Required work:
Reproduce all of the material word for word.

Record list:
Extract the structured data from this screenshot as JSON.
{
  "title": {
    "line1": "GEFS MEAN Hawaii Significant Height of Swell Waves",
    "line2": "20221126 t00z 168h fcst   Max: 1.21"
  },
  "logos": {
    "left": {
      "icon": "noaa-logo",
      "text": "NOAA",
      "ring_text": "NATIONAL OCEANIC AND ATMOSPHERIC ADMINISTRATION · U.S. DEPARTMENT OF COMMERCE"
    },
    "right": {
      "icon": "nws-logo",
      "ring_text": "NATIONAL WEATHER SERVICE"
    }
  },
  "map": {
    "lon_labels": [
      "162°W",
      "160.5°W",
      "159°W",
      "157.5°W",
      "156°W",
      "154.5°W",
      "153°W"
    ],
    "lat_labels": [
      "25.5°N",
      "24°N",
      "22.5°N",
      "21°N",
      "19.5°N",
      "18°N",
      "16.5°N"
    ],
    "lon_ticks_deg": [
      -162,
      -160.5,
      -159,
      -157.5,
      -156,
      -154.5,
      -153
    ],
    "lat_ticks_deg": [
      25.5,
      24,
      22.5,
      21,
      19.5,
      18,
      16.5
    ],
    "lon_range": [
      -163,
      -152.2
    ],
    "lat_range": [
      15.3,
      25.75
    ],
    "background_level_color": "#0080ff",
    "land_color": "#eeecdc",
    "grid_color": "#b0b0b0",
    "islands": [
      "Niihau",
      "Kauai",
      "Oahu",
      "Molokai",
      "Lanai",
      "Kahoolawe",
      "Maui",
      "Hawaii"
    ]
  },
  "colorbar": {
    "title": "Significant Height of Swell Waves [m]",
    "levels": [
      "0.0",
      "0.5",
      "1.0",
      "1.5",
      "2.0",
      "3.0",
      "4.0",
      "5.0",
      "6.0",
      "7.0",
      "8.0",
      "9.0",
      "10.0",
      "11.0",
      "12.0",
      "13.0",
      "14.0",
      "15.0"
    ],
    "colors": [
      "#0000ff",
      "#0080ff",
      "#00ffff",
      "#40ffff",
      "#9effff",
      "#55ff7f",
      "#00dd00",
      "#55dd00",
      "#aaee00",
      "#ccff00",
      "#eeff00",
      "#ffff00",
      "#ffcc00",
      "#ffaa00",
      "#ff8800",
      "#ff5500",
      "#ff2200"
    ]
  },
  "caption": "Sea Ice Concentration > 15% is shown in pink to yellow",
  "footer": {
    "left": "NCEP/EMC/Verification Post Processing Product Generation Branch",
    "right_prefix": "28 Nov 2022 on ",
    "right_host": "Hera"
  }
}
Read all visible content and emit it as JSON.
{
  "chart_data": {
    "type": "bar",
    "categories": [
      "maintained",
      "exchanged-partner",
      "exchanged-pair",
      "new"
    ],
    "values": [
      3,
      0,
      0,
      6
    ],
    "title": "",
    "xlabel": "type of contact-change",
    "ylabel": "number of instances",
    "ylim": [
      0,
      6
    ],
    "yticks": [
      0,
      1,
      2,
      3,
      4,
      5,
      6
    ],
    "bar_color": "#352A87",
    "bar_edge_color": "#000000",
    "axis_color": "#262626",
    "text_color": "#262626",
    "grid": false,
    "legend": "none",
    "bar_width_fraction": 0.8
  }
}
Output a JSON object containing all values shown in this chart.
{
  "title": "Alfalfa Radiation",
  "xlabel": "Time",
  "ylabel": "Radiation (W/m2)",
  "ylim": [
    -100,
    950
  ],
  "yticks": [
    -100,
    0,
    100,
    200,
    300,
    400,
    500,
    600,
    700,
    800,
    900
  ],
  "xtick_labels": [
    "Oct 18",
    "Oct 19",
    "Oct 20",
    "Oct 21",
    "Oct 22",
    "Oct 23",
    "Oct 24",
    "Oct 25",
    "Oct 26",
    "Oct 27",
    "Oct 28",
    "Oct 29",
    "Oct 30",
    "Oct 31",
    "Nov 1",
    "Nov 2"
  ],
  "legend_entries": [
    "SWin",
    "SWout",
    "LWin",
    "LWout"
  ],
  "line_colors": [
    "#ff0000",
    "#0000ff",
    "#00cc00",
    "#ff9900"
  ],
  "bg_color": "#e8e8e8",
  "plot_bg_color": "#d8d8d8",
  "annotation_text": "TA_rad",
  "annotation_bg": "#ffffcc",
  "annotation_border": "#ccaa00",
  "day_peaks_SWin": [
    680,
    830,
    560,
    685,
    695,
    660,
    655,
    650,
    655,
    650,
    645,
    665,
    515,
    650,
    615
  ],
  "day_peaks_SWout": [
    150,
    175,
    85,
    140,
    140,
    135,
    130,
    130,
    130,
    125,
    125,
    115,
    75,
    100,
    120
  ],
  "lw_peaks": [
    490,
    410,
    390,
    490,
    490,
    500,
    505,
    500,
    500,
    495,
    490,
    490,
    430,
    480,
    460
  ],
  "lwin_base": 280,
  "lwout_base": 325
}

Task result:
Extract the structured data from this screenshot as JSON.
{
  "title": {
    "line1": "GEFS MEAN Hawaii Significant Height of Swell Waves",
    "line2": "20221126 t00z 168h fcst   Max: 1.21"
  },
  "logos": {
    "left": {
      "icon": "noaa-logo",
      "text": "NOAA",
      "ring_text": "NATIONAL OCEANIC AND ATMOSPHERIC ADMINISTRATION · U.S. DEPARTMENT OF COMMERCE"
    },
    "right": {
      "icon": "nws-logo",
      "ring_text": "NATIONAL WEATHER SERVICE"
    }
  },
  "map": {
    "lon_labels": [
      "162°W",
      "160.5°W",
      "159°W",
      "157.5°W",
      "156°W",
      "154.5°W",
      "153°W"
    ],
    "lat_labels": [
      "25.5°N",
      "24°N",
      "22.5°N",
      "21°N",
      "19.5°N",
      "18°N",
      "16.5°N"
    ],
    "lon_ticks_deg": [
      -162,
      -160.5,
      -159,
      -157.5,
      -156,
      -154.5,
      -153
    ],
    "lat_ticks_deg": [
      25.5,
      24,
      22.5,
      21,
      19.5,
      18,
      16.5
    ],
    "lon_range": [
      -163,
      -152.2
    ],
    "lat_range": [
      15.3,
      25.75
    ],
    "background_level_color": "#0080ff",
    "land_color": "#eeecdc",
    "grid_color": "#b0b0b0",
    "islands": [
      "Niihau",
      "Kauai",
      "Oahu",
      "Molokai",
      "Lanai",
      "Kahoolawe",
      "Maui",
      "Hawaii"
    ]
  },
  "colorbar": {
    "title": "Significant Height of Swell Waves [m]",
    "levels": [
      "0.0",
      "0.5",
      "1.0",
      "1.5",
      "2.0",
      "3.0",
      "4.0",
      "5.0",
      "6.0",
      "7.0",
      "8.0",
      "9.0",
      "10.0",
      "11.0",
      "12.0",
      "13.0",
      "14.0",
      "15.0"
    ],
    "colors": [
      "#0000ff",
      "#0080ff",
      "#00ffff",
      "#40ffff",
      "#9effff",
      "#55ff7f",
      "#00dd00",
      "#55dd00",
      "#aaee00",
      "#ccff00",
      "#eeff00",
      "#ffff00",
      "#ffcc00",
      "#ffaa00",
      "#ff8800",
      "#ff5500",
      "#ff2200"
    ]
  },
  "caption": "Sea Ice Concentration > 15% is shown in pink to yellow",
  "footer": {
    "left": "NCEP/EMC/Verification Post Processing Product Generation Branch",
    "right_prefix": "28 Nov 2022 on ",
    "right_host": "Hera"
  }
}
Read all visible content and emit it as JSON.
{
  "chart_data": {
    "type": "bar",
    "categories": [
      "maintained",
      "exchanged-partner",
      "exchanged-pair",
      "new"
    ],
    "values": [
      3,
      0,
      0,
      6
    ],
    "title": "",
    "xlabel": "type of contact-change",
    "ylabel": "number of instances",
    "ylim": [
      0,
      6
    ],
    "yticks": [
      0,
      1,
      2,
      3,
      4,
      5,
      6
    ],
    "bar_color": "#352A87",
    "bar_edge_color": "#000000",
    "axis_color": "#262626",
    "text_color": "#262626",
    "grid": false,
    "legend": "none",
    "bar_width_fraction": 0.8
  }
}
Output a JSON object containing all values shown in this chart.
{
  "title": "Alfalfa Radiation",
  "xlabel": "Time",
  "ylabel": "Radiation (W/m2)",
  "ylim": [
    -100,
    950
  ],
  "yticks": [
    -100,
    0,
    100,
    200,
    300,
    400,
    500,
    600,
    700,
    800,
    900
  ],
  "xtick_labels": [
    "Oct 18",
    "Oct 19",
    "Oct 20",
    "Oct 21",
    "Oct 22",
    "Oct 23",
    "Oct 24",
    "Oct 25",
    "Oct 26",
    "Oct 27",
    "Oct 28",
    "Oct 29",
    "Oct 30",
    "Oct 31",
    "Nov 1",
    "Nov 2"
  ],
  "legend_entries": [
    "SWin",
    "SWout",
    "LWin",
    "LWout"
  ],
  "line_colors": [
    "#ff0000",
    "#0000ff",
    "#00cc00",
    "#ff9900"
  ],
  "bg_color": "#e8e8e8",
  "plot_bg_color": "#d8d8d8",
  "annotation_text": "TA_rad",
  "annotation_bg": "#ffffcc",
  "annotation_border": "#ccaa00",
  "day_peaks_SWin": [
    680,
    830,
    560,
    685,
    695,
    660,
    655,
    650,
    655,
    650,
    645,
    665,
    515,
    650,
    615
  ],
  "day_peaks_SWout": [
    150,
    175,
    85,
    140,
    140,
    135,
    130,
    130,
    130,
    125,
    125,
    115,
    75,
    100,
    120
  ],
  "lw_peaks": [
    490,
    410,
    390,
    490,
    490,
    500,
    505,
    500,
    500,
    495,
    490,
    490,
    430,
    480,
    460
  ],
  "lwin_base": 280,
  "lwout_base": 325
}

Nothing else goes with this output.